● TASK PROMPT
Look over the lines below. Report each one that includes the string "performance".

● INFORMATION PROVIDED
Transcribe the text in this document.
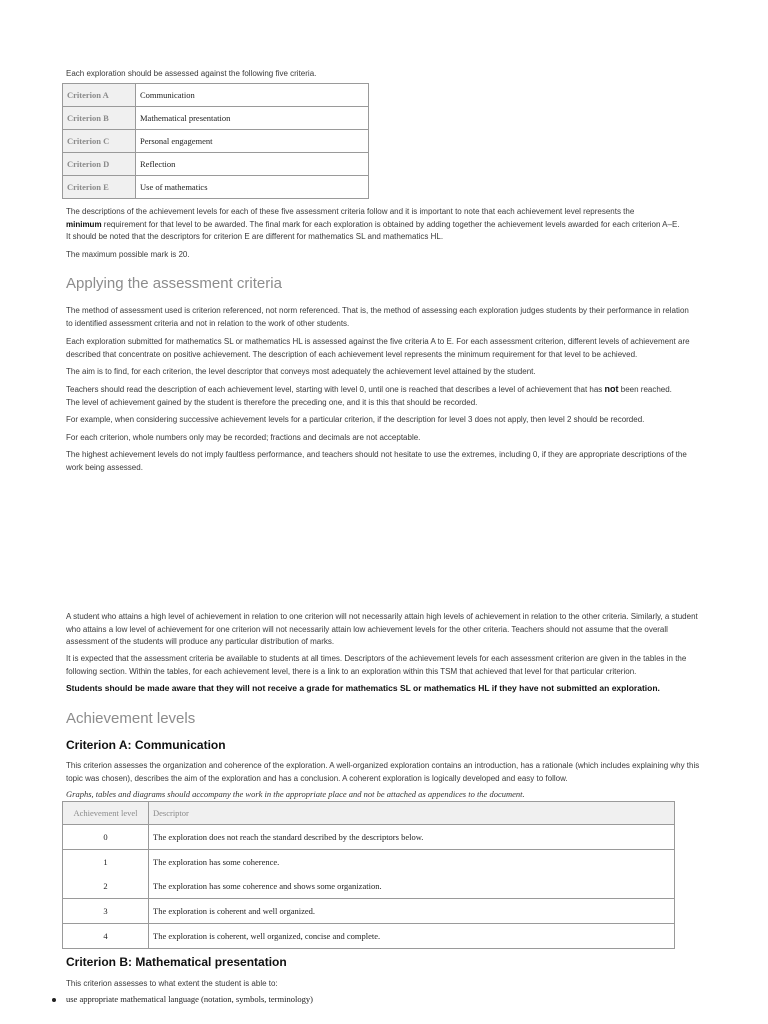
Each exploration should be assessed against the following five criteria.

Criterion A	Communication
Criterion B	Mathematical presentation
Criterion C	Personal engagement
Criterion D	Reflection
Criterion E	Use of mathematics

The descriptions of the achievement levels for each of these five assessment criteria follow and it is important to note that each achievement level represents the
minimum requirement for that level to be awarded. The final mark for each exploration is obtained by adding together the achievement levels awarded for each criterion A–E.
It should be noted that the descriptors for criterion E are different for mathematics SL and mathematics HL.

The maximum possible mark is 20.

Applying the assessment criteria

The method of assessment used is criterion referenced, not norm referenced. That is, the method of assessing each exploration judges students by their performance in relation to identified assessment criteria and not in relation to the work of other students.

Each exploration submitted for mathematics SL or mathematics HL is assessed against the five criteria A to E. For each assessment criterion, different levels of achievement are described that concentrate on positive achievement. The description of each achievement level represents the minimum requirement for that level to be achieved.

The aim is to find, for each criterion, the level descriptor that conveys most adequately the achievement level attained by the student.

Teachers should read the description of each achievement level, starting with level 0, until one is reached that describes a level of achievement that has not been reached.
The level of achievement gained by the student is therefore the preceding one, and it is this that should be recorded.

For example, when considering successive achievement levels for a particular criterion, if the description for level 3 does not apply, then level 2 should be recorded.

For each criterion, whole numbers only may be recorded; fractions and decimals are not acceptable.

The highest achievement levels do not imply faultless performance, and teachers should not hesitate to use the extremes, including 0, if they are appropriate descriptions of the work being assessed.

A student who attains a high level of achievement in relation to one criterion will not necessarily attain high levels of achievement in relation to the other criteria. Similarly, a student who attains a low level of achievement for one criterion will not necessarily attain low achievement levels for the other criteria. Teachers should not assume that the overall assessment of the students will produce any particular distribution of marks.

It is expected that the assessment criteria be available to students at all times. Descriptors of the achievement levels for each assessment criterion are given in the tables in the following section. Within the tables, for each achievement level, there is a link to an exploration within this TSM that achieved that level for that particular criterion.

Students should be made aware that they will not receive a grade for mathematics SL or mathematics HL if they have not submitted an exploration.

Achievement levels
Criterion A: Communication

This criterion assesses the organization and coherence of the exploration. A well-organized exploration contains an introduction, has a rationale (which includes explaining why this topic was chosen), describes the aim of the exploration and has a conclusion. A coherent exploration is logically developed and easy to follow.

Graphs, tables and diagrams should accompany the work in the appropriate place and not be attached as appendices to the document.

Achievement level	Descriptor
0	The exploration does not reach the standard described by the descriptors below.
1	The exploration has some coherence.
2	The exploration has some coherence and shows some organization.
3	The exploration is coherent and well organized.
4	The exploration is coherent, well organized, concise and complete.
Criterion B: Mathematical presentation

This criterion assesses to what extent the student is able to:

use appropriate mathematical language (notation, symbols, terminology)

● RESPONSE FOR THIS EXERCISE
The method of assessment used is criterion referenced, not norm referenced. That is, the method of assessing each exploration judges students by their performance in relation to identified assessment criteria and not in relation to the work of other students.
The highest achievement levels do not imply faultless performance, and teachers should not hesitate to use the extremes, including 0, if they are appropriate descriptions of the work being assessed.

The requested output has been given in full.